-- Start of Raw data --

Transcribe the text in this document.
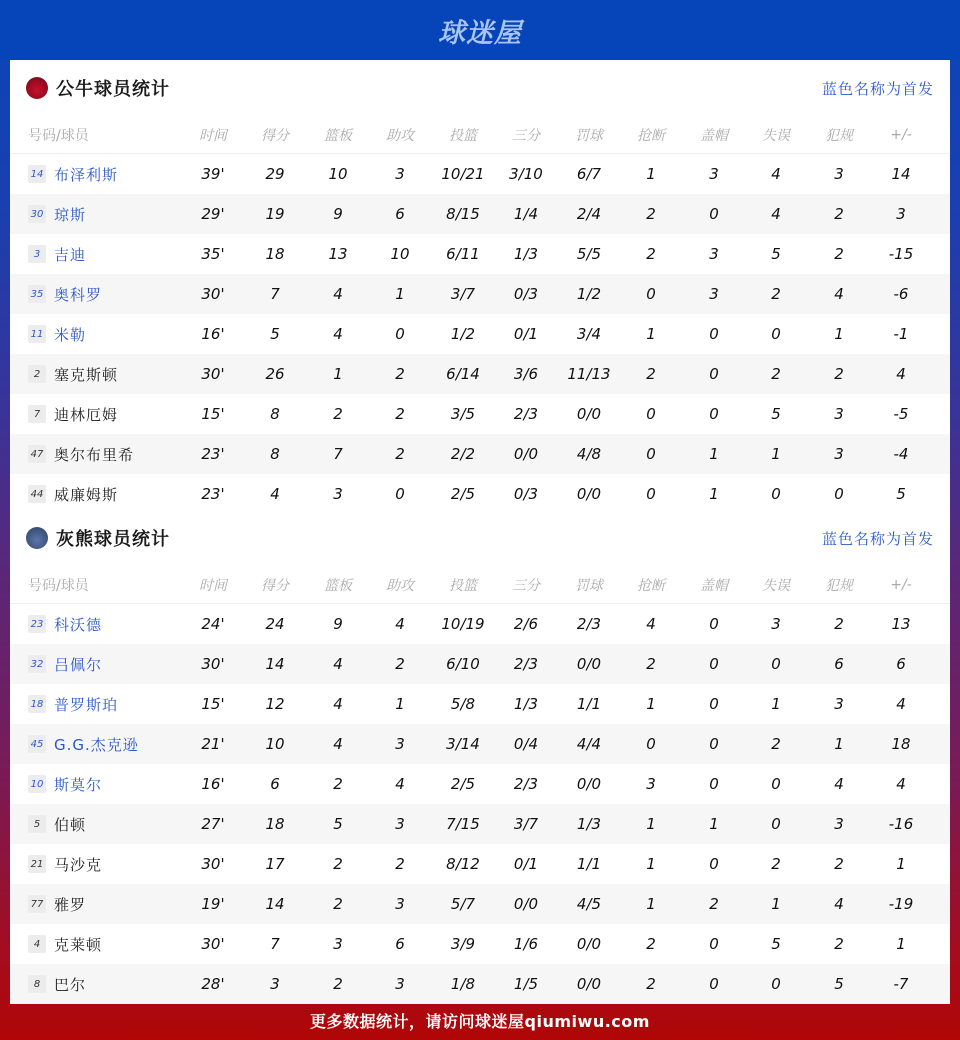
球迷屋
公牛球员统计	蓝色名称为首发
号码/球员	时间	得分	篮板	助攻	投篮	三分	罚球	抢断	盖帽	失误	犯规	+/-
14 布泽利斯	39'	29	10	3	10/21	3/10	6/7	1	3	4	3	14
30 琼斯	29'	19	9	6	8/15	1/4	2/4	2	0	4	2	3
3 吉迪	35'	18	13	10	6/11	1/3	5/5	2	3	5	2	-15
35 奥科罗	30'	7	4	1	3/7	0/3	1/2	0	3	2	4	-6
11 米勒	16'	5	4	0	1/2	0/1	3/4	1	0	0	1	-1
2 塞克斯顿	30'	26	1	2	6/14	3/6	11/13	2	0	2	2	4
7 迪林厄姆	15'	8	2	2	3/5	2/3	0/0	0	0	5	3	-5
47 奥尔布里希	23'	8	7	2	2/2	0/0	4/8	0	1	1	3	-4
44 威廉姆斯	23'	4	3	0	2/5	0/3	0/0	0	1	0	0	5
灰熊球员统计	蓝色名称为首发
号码/球员	时间	得分	篮板	助攻	投篮	三分	罚球	抢断	盖帽	失误	犯规	+/-
23 科沃德	24'	24	9	4	10/19	2/6	2/3	4	0	3	2	13
32 吕佩尔	30'	14	4	2	6/10	2/3	0/0	2	0	0	6	6
18 普罗斯珀	15'	12	4	1	5/8	1/3	1/1	1	0	1	3	4
45 G.G.杰克逊	21'	10	4	3	3/14	0/4	4/4	0	0	2	1	18
10 斯莫尔	16'	6	2	4	2/5	2/3	0/0	3	0	0	4	4
5 伯顿	27'	18	5	3	7/15	3/7	1/3	1	1	0	3	-16
21 马沙克	30'	17	2	2	8/12	0/1	1/1	1	0	2	2	1
77 雅罗	19'	14	2	3	5/7	0/0	4/5	1	2	1	4	-19
4 克莱顿	30'	7	3	6	3/9	1/6	0/0	2	0	5	2	1
8 巴尔	28'	3	2	3	1/8	1/5	0/0	2	0	0	5	-7
更多数据统计，请访问球迷屋qiumiwu.com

-- End of Raw data --

-- Problem description --
Give an exact reproduction of every line, leaving out any picture.

-- Solution to the exercise --
Transcribe the text in this document.
球迷屋
公牛球员统计	蓝色名称为首发
号码/球员	时间	得分	篮板	助攻	投篮	三分	罚球	抢断	盖帽	失误	犯规	+/-
14 布泽利斯	39'	29	10	3	10/21	3/10	6/7	1	3	4	3	14
30 琼斯	29'	19	9	6	8/15	1/4	2/4	2	0	4	2	3
3 吉迪	35'	18	13	10	6/11	1/3	5/5	2	3	5	2	-15
35 奥科罗	30'	7	4	1	3/7	0/3	1/2	0	3	2	4	-6
11 米勒	16'	5	4	0	1/2	0/1	3/4	1	0	0	1	-1
2 塞克斯顿	30'	26	1	2	6/14	3/6	11/13	2	0	2	2	4
7 迪林厄姆	15'	8	2	2	3/5	2/3	0/0	0	0	5	3	-5
47 奥尔布里希	23'	8	7	2	2/2	0/0	4/8	0	1	1	3	-4
44 威廉姆斯	23'	4	3	0	2/5	0/3	0/0	0	1	0	0	5
灰熊球员统计	蓝色名称为首发
号码/球员	时间	得分	篮板	助攻	投篮	三分	罚球	抢断	盖帽	失误	犯规	+/-
23 科沃德	24'	24	9	4	10/19	2/6	2/3	4	0	3	2	13
32 吕佩尔	30'	14	4	2	6/10	2/3	0/0	2	0	0	6	6
18 普罗斯珀	15'	12	4	1	5/8	1/3	1/1	1	0	1	3	4
45 G.G.杰克逊	21'	10	4	3	3/14	0/4	4/4	0	0	2	1	18
10 斯莫尔	16'	6	2	4	2/5	2/3	0/0	3	0	0	4	4
5 伯顿	27'	18	5	3	7/15	3/7	1/3	1	1	0	3	-16
21 马沙克	30'	17	2	2	8/12	0/1	1/1	1	0	2	2	1
77 雅罗	19'	14	2	3	5/7	0/0	4/5	1	2	1	4	-19
4 克莱顿	30'	7	3	6	3/9	1/6	0/0	2	0	5	2	1
8 巴尔	28'	3	2	3	1/8	1/5	0/0	2	0	0	5	-7
更多数据统计，请访问球迷屋qiumiwu.com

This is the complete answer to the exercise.